→ The task
Repeat exactly the lines below from the line that contains "Convert this chart" to the last line, inclusive, without the pictures.

Dataset listings of figures

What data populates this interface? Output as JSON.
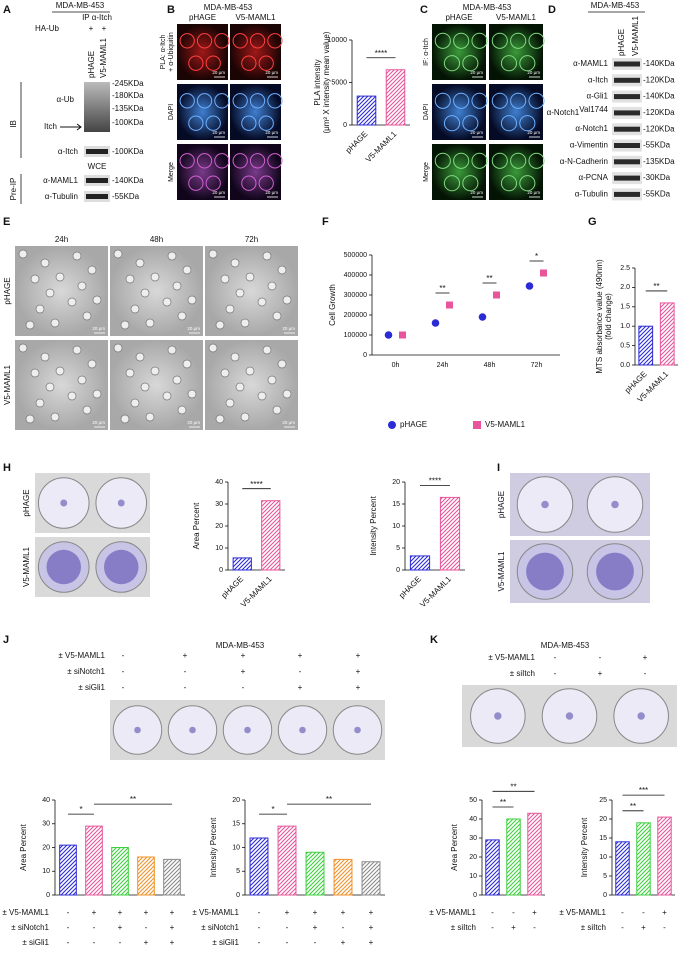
{
  "panel_labels": [
    "A",
    "B",
    "C",
    "D",
    "E",
    "F",
    "G",
    "H",
    "I",
    "J",
    "K"
  ],
  "panel_a": {
    "cell_line": "MDA-MB-453",
    "ip": "IP α-Itch",
    "ha_ub": "HA-Ub",
    "ha_ub_signs": [
      "+",
      "+"
    ],
    "lanes": [
      "pHAGE",
      "V5-MAML1"
    ],
    "ib": "IB",
    "ip_rows": [
      "α-Ub",
      "Itch",
      "α-Itch"
    ],
    "ip_markers": [
      "-245KDa",
      "-180KDa",
      "-135KDa",
      "-100KDa",
      "-100KDa"
    ],
    "wce": "WCE",
    "pre_ip": "Pre-IP",
    "wce_rows": [
      "α-MAML1",
      "α-Tubulin"
    ],
    "wce_markers": [
      "-140KDa",
      "-55KDa"
    ]
  },
  "panel_b": {
    "cell_line": "MDA-MB-453",
    "columns": [
      "pHAGE",
      "V5-MAML1"
    ],
    "rows": [
      [
        "PLA: α-Itch",
        "+ α-Ubiquitin"
      ],
      [
        "DAPI"
      ],
      [
        "Merge"
      ]
    ],
    "scale_bar": "20 μm"
  },
  "panel_c": {
    "cell_line": "MDA-MB-453",
    "columns": [
      "pHAGE",
      "V5-MAML1"
    ],
    "rows": [
      [
        "IF: α-Itch"
      ],
      [
        "DAPI"
      ],
      [
        "Merge"
      ]
    ],
    "scale_bar": "20 μm"
  },
  "panel_d": {
    "cell_line": "MDA-MB-453",
    "lanes": [
      "pHAGE",
      "V5-MAML1"
    ],
    "rows": [
      {
        "label": "α-MAML1",
        "marker": "-140KDa"
      },
      {
        "label": "α-Itch",
        "marker": "-120KDa"
      },
      {
        "label": "α-Gli1",
        "marker": "-140KDa"
      },
      {
        "label": "α-Notch1",
        "superscript": "Val1744",
        "marker": "-120KDa"
      },
      {
        "label": "α-Notch1",
        "marker": "-120KDa"
      },
      {
        "label": "α-Vimentin",
        "marker": "-55KDa"
      },
      {
        "label": "α-N-Cadherin",
        "marker": "-135KDa"
      },
      {
        "label": "α-PCNA",
        "marker": "-30KDa"
      },
      {
        "label": "α-Tubulin",
        "marker": "-55KDa"
      }
    ]
  },
  "panel_e": {
    "columns": [
      "24h",
      "48h",
      "72h"
    ],
    "rows": [
      "pHAGE",
      "V5-MAML1"
    ],
    "scale_bar": "20 μm"
  },
  "panel_h": {
    "rows": [
      "pHAGE",
      "V5-MAML1"
    ]
  },
  "panel_i": {
    "rows": [
      "pHAGE",
      "V5-MAML1"
    ]
  },
  "panel_j": {
    "cell_line": "MDA-MB-453",
    "rows": [
      "± V5-MAML1",
      "± siNotch1",
      "± siGli1"
    ],
    "signs": [
      [
        "-",
        "+",
        "+",
        "+",
        "+"
      ],
      [
        "-",
        "-",
        "+",
        "-",
        "+"
      ],
      [
        "-",
        "-",
        "-",
        "+",
        "+"
      ]
    ]
  },
  "panel_k": {
    "cell_line": "MDA-MB-453",
    "rows": [
      "± V5-MAML1",
      "± siItch"
    ],
    "signs": [
      [
        "-",
        "-",
        "+"
      ],
      [
        "-",
        "+",
        "-"
      ]
    ]
  },
  "chart_data": [
    {
      "type": "bar",
      "ylabel": [
        "PLA intensity",
        "(μm² X intensity mean value)"
      ],
      "categories": [
        "pHAGE",
        "V5-MAML1"
      ],
      "values": [
        3400,
        6500
      ],
      "colors": [
        "#2b2bd6",
        "#e8559b"
      ],
      "ylim": [
        0,
        10000
      ],
      "yticks": [
        0,
        5000,
        10000
      ],
      "significance": [
        {
          "label": "****",
          "between": [
            0,
            1
          ]
        }
      ]
    },
    {
      "type": "dot",
      "ylabel": "Cell Growth",
      "categories": [
        "0h",
        "24h",
        "48h",
        "72h"
      ],
      "series": [
        {
          "name": "pHAGE",
          "color": "#2b2bd6",
          "values": [
            100000,
            160000,
            190000,
            345000
          ]
        },
        {
          "name": "V5-MAML1",
          "color": "#e8559b",
          "values": [
            100000,
            250000,
            300000,
            410000
          ]
        }
      ],
      "ylim": [
        0,
        500000
      ],
      "yticks": [
        0,
        100000,
        200000,
        300000,
        400000,
        500000
      ],
      "significance": [
        {
          "label": "**",
          "category": 1
        },
        {
          "label": "**",
          "category": 2
        },
        {
          "label": "*",
          "category": 3
        }
      ]
    },
    {
      "type": "bar",
      "ylabel": [
        "MTS absorbance value (490nm)",
        "(fold change)"
      ],
      "categories": [
        "pHAGE",
        "V5-MAML1"
      ],
      "values": [
        1.0,
        1.6
      ],
      "colors": [
        "#2b2bd6",
        "#e8559b"
      ],
      "ylim": [
        0,
        2.5
      ],
      "yticks": [
        {
          "value": 0,
          "label": "0.0"
        },
        {
          "value": 0.5,
          "label": "0.5"
        },
        {
          "value": 1,
          "label": "1.0"
        },
        {
          "value": 1.5,
          "label": "1.5"
        },
        {
          "value": 2,
          "label": "2.0"
        },
        {
          "value": 2.5,
          "label": "2.5"
        }
      ],
      "significance": [
        {
          "label": "**",
          "between": [
            0,
            1
          ]
        }
      ]
    },
    {
      "type": "bar",
      "ylabel": "Area Percent",
      "categories": [
        "pHAGE",
        "V5-MAML1"
      ],
      "values": [
        5.5,
        31.5
      ],
      "colors": [
        "#2b2bd6",
        "#e8559b"
      ],
      "ylim": [
        0,
        40
      ],
      "yticks": [
        0,
        10,
        20,
        30,
        40
      ],
      "significance": [
        {
          "label": "****",
          "between": [
            0,
            1
          ]
        }
      ]
    },
    {
      "type": "bar",
      "ylabel": "Intensity Percent",
      "categories": [
        "pHAGE",
        "V5-MAML1"
      ],
      "values": [
        3.2,
        16.5
      ],
      "colors": [
        "#2b2bd6",
        "#e8559b"
      ],
      "ylim": [
        0,
        20
      ],
      "yticks": [
        0,
        5,
        10,
        15,
        20
      ],
      "significance": [
        {
          "label": "****",
          "between": [
            0,
            1
          ]
        }
      ]
    },
    {
      "type": "bar",
      "ylabel": "Area Percent",
      "values": [
        21,
        29,
        20,
        16,
        15
      ],
      "colors": [
        "#2b2bd6",
        "#e8559b",
        "#3ecf3e",
        "#f0922a",
        "#8a8a8a"
      ],
      "ylim": [
        0,
        40
      ],
      "yticks": [
        0,
        10,
        20,
        30,
        40
      ],
      "significance": [
        {
          "label": "*",
          "between": [
            0,
            1
          ]
        },
        {
          "label": "**",
          "between": [
            1,
            4
          ]
        }
      ]
    },
    {
      "type": "bar",
      "ylabel": "Intensity Percent",
      "values": [
        12,
        14.5,
        9,
        7.5,
        7
      ],
      "colors": [
        "#2b2bd6",
        "#e8559b",
        "#3ecf3e",
        "#f0922a",
        "#8a8a8a"
      ],
      "ylim": [
        0,
        20
      ],
      "yticks": [
        0,
        5,
        10,
        15,
        20
      ],
      "significance": [
        {
          "label": "*",
          "between": [
            0,
            1
          ]
        },
        {
          "label": "**",
          "between": [
            1,
            4
          ]
        }
      ]
    },
    {
      "type": "bar",
      "ylabel": "Area Percent",
      "values": [
        29,
        40,
        43
      ],
      "colors": [
        "#2b2bd6",
        "#3ecf3e",
        "#e8559b"
      ],
      "ylim": [
        0,
        50
      ],
      "yticks": [
        0,
        10,
        20,
        30,
        40,
        50
      ],
      "significance": [
        {
          "label": "**",
          "between": [
            0,
            1
          ]
        },
        {
          "label": "**",
          "between": [
            0,
            2
          ]
        }
      ]
    },
    {
      "type": "bar",
      "ylabel": "Intensity Percent",
      "values": [
        14,
        19,
        20.5
      ],
      "colors": [
        "#2b2bd6",
        "#3ecf3e",
        "#e8559b"
      ],
      "ylim": [
        0,
        25
      ],
      "yticks": [
        0,
        5,
        10,
        15,
        20,
        25
      ],
      "significance": [
        {
          "label": "**",
          "between": [
            0,
            1
          ]
        },
        {
          "label": "***",
          "between": [
            0,
            2
          ]
        }
      ]
    }
  ]
}
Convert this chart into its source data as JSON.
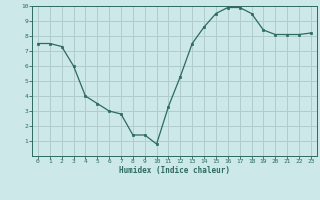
{
  "x": [
    0,
    1,
    2,
    3,
    4,
    5,
    6,
    7,
    8,
    9,
    10,
    11,
    12,
    13,
    14,
    15,
    16,
    17,
    18,
    19,
    20,
    21,
    22,
    23
  ],
  "y": [
    7.5,
    7.5,
    7.3,
    6.0,
    4.0,
    3.5,
    3.0,
    2.8,
    1.4,
    1.4,
    0.8,
    3.3,
    5.3,
    7.5,
    8.6,
    9.5,
    9.9,
    9.9,
    9.5,
    8.4,
    8.1,
    8.1,
    8.1,
    8.2
  ],
  "xlabel": "Humidex (Indice chaleur)",
  "ylim": [
    0,
    10
  ],
  "xlim": [
    -0.5,
    23.5
  ],
  "line_color": "#2d6b5e",
  "marker_color": "#2d6b5e",
  "bg_color": "#cce8e8",
  "grid_color": "#b0cccc",
  "axes_color": "#2d6b5e",
  "tick_label_color": "#2d6b5e",
  "xlabel_color": "#2d6b5e",
  "yticks": [
    1,
    2,
    3,
    4,
    5,
    6,
    7,
    8,
    9,
    10
  ],
  "xticks": [
    0,
    1,
    2,
    3,
    4,
    5,
    6,
    7,
    8,
    9,
    10,
    11,
    12,
    13,
    14,
    15,
    16,
    17,
    18,
    19,
    20,
    21,
    22,
    23
  ]
}
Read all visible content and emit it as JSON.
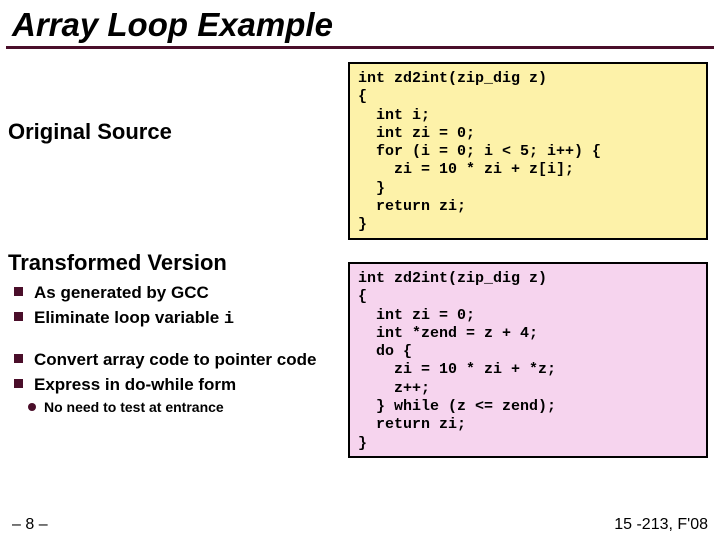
{
  "title": "Array Loop Example",
  "headings": {
    "original": "Original Source",
    "transformed": "Transformed Version"
  },
  "bullets_a": [
    "As generated by GCC",
    "Eliminate loop variable "
  ],
  "bullets_a_tail": "i",
  "bullets_b": [
    "Convert array code to pointer code",
    "Express in do-while form"
  ],
  "subbullet": "No need to test at entrance",
  "code1": "int zd2int(zip_dig z)\n{\n  int i;\n  int zi = 0;\n  for (i = 0; i < 5; i++) {\n    zi = 10 * zi + z[i];\n  }\n  return zi;\n}",
  "code2": "int zd2int(zip_dig z)\n{\n  int zi = 0;\n  int *zend = z + 4;\n  do {\n    zi = 10 * zi + *z;\n    z++;\n  } while (z <= zend);\n  return zi;\n}",
  "code1_bg": "#fdf2a9",
  "code2_bg": "#f6d4ee",
  "slide_number": "– 8 –",
  "course": "15 -213, F'08"
}
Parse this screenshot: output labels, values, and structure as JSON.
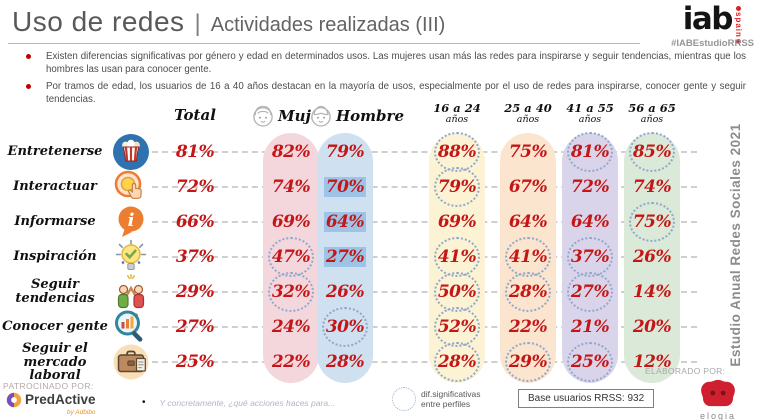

→ Completed task
Convert this chart into its source data as JSON.
{
  "x": [
    0,
    1,
    2,
    3,
    4,
    5,
    6,
    7,
    8,
    9,
    10,
    11,
    12,
    13,
    14,
    15,
    16,
    17,
    18,
    19,
    20,
    21,
    22,
    23
  ],
  "y": [
    7.5,
    7.5,
    7.3,
    6.0,
    4.0,
    3.5,
    3.0,
    2.8,
    1.4,
    1.4,
    0.8,
    3.3,
    5.3,
    7.5,
    8.6,
    9.5,
    9.9,
    9.9,
    9.5,
    8.4,
    8.1,
    8.1,
    8.1,
    8.2
  ],
  "xlabel": "Humidex (Indice chaleur)",
  "ylim": [
    0,
    10
  ],
  "xlim": [
    -0.5,
    23.5
  ],
  "line_color": "#2d6b5e",
  "marker_color": "#2d6b5e",
  "bg_color": "#cce8e8",
  "grid_color": "#b0cccc",
  "axes_color": "#2d6b5e",
  "tick_label_color": "#2d6b5e",
  "xlabel_color": "#2d6b5e",
  "yticks": [
    1,
    2,
    3,
    4,
    5,
    6,
    7,
    8,
    9,
    10
  ],
  "xticks": [
    0,
    1,
    2,
    3,
    4,
    5,
    6,
    7,
    8,
    9,
    10,
    11,
    12,
    13,
    14,
    15,
    16,
    17,
    18,
    19,
    20,
    21,
    22,
    23
  ]
}
Read all visible content and emit it as JSON.
{
  "title": "Array Loop Example",
  "headings": {
    "original": "Original Source",
    "transformed": "Transformed Version"
  },
  "bullets_a": [
    "As generated by GCC",
    "Eliminate loop variable "
  ],
  "bullets_a_tail": "i",
  "bullets_b": [
    "Convert array code to pointer code",
    "Express in do-while form"
  ],
  "subbullet": "No need to test at entrance",
  "code1": "int zd2int(zip_dig z)\n{\n  int i;\n  int zi = 0;\n  for (i = 0; i < 5; i++) {\n    zi = 10 * zi + z[i];\n  }\n  return zi;\n}",
  "code2": "int zd2int(zip_dig z)\n{\n  int zi = 0;\n  int *zend = z + 4;\n  do {\n    zi = 10 * zi + *z;\n    z++;\n  } while (z <= zend);\n  return zi;\n}",
  "code1_bg": "#fdf2a9",
  "code2_bg": "#f6d4ee",
  "slide_number": "– 8 –",
  "course": "15 -213, F'08"
}
Parse this screenshot: output labels, values, and structure as JSON.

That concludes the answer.